[Work to do] Reproduce the listing below without any change.

Dataset rows about figures:
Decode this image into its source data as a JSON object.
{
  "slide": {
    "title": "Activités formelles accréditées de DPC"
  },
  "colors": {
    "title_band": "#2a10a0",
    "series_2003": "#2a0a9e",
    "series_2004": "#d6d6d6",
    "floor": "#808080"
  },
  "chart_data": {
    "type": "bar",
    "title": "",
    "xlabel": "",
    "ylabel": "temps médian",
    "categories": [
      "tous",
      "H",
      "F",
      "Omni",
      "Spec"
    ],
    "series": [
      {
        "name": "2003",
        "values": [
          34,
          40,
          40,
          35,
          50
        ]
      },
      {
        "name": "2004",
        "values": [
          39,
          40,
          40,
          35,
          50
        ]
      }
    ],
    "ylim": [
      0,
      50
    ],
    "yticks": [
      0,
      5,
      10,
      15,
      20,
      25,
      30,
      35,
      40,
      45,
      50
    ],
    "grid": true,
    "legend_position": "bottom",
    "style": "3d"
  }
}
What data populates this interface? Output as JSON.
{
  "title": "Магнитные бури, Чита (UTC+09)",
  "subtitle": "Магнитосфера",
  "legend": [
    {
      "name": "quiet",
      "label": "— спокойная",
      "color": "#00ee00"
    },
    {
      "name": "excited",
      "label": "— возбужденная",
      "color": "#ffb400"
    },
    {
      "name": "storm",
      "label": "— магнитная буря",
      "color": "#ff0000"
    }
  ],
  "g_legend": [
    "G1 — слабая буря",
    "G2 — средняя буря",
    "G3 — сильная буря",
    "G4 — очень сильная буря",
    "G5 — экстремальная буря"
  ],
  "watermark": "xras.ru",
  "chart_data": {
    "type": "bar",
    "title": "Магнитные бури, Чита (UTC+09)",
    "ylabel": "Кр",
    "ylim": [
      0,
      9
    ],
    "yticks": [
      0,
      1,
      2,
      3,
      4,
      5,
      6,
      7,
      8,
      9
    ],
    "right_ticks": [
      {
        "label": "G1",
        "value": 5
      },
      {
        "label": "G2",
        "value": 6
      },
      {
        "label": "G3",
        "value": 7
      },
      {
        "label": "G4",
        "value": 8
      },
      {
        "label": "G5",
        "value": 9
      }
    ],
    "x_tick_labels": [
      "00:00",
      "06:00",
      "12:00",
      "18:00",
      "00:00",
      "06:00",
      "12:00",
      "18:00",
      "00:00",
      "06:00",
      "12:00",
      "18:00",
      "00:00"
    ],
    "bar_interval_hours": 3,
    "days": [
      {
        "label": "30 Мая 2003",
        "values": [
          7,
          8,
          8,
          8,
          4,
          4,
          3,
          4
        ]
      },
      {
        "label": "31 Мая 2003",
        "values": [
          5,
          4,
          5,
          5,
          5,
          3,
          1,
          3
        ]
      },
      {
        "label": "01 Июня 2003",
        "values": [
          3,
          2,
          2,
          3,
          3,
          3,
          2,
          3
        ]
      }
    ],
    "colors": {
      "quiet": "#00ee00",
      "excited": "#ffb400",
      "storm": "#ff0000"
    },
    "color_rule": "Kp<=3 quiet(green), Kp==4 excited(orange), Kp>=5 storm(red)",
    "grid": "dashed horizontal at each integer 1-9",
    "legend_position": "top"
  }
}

[Solution for this task]
Decode this image into its source data as a JSON object.
{
  "slide": {
    "title": "Activités formelles accréditées de DPC"
  },
  "colors": {
    "title_band": "#2a10a0",
    "series_2003": "#2a0a9e",
    "series_2004": "#d6d6d6",
    "floor": "#808080"
  },
  "chart_data": {
    "type": "bar",
    "title": "",
    "xlabel": "",
    "ylabel": "temps médian",
    "categories": [
      "tous",
      "H",
      "F",
      "Omni",
      "Spec"
    ],
    "series": [
      {
        "name": "2003",
        "values": [
          34,
          40,
          40,
          35,
          50
        ]
      },
      {
        "name": "2004",
        "values": [
          39,
          40,
          40,
          35,
          50
        ]
      }
    ],
    "ylim": [
      0,
      50
    ],
    "yticks": [
      0,
      5,
      10,
      15,
      20,
      25,
      30,
      35,
      40,
      45,
      50
    ],
    "grid": true,
    "legend_position": "bottom",
    "style": "3d"
  }
}
What data populates this interface? Output as JSON.
{
  "title": "Магнитные бури, Чита (UTC+09)",
  "subtitle": "Магнитосфера",
  "legend": [
    {
      "name": "quiet",
      "label": "— спокойная",
      "color": "#00ee00"
    },
    {
      "name": "excited",
      "label": "— возбужденная",
      "color": "#ffb400"
    },
    {
      "name": "storm",
      "label": "— магнитная буря",
      "color": "#ff0000"
    }
  ],
  "g_legend": [
    "G1 — слабая буря",
    "G2 — средняя буря",
    "G3 — сильная буря",
    "G4 — очень сильная буря",
    "G5 — экстремальная буря"
  ],
  "watermark": "xras.ru",
  "chart_data": {
    "type": "bar",
    "title": "Магнитные бури, Чита (UTC+09)",
    "ylabel": "Кр",
    "ylim": [
      0,
      9
    ],
    "yticks": [
      0,
      1,
      2,
      3,
      4,
      5,
      6,
      7,
      8,
      9
    ],
    "right_ticks": [
      {
        "label": "G1",
        "value": 5
      },
      {
        "label": "G2",
        "value": 6
      },
      {
        "label": "G3",
        "value": 7
      },
      {
        "label": "G4",
        "value": 8
      },
      {
        "label": "G5",
        "value": 9
      }
    ],
    "x_tick_labels": [
      "00:00",
      "06:00",
      "12:00",
      "18:00",
      "00:00",
      "06:00",
      "12:00",
      "18:00",
      "00:00",
      "06:00",
      "12:00",
      "18:00",
      "00:00"
    ],
    "bar_interval_hours": 3,
    "days": [
      {
        "label": "30 Мая 2003",
        "values": [
          7,
          8,
          8,
          8,
          4,
          4,
          3,
          4
        ]
      },
      {
        "label": "31 Мая 2003",
        "values": [
          5,
          4,
          5,
          5,
          5,
          3,
          1,
          3
        ]
      },
      {
        "label": "01 Июня 2003",
        "values": [
          3,
          2,
          2,
          3,
          3,
          3,
          2,
          3
        ]
      }
    ],
    "colors": {
      "quiet": "#00ee00",
      "excited": "#ffb400",
      "storm": "#ff0000"
    },
    "color_rule": "Kp<=3 quiet(green), Kp==4 excited(orange), Kp>=5 storm(red)",
    "grid": "dashed horizontal at each integer 1-9",
    "legend_position": "top"
  }
}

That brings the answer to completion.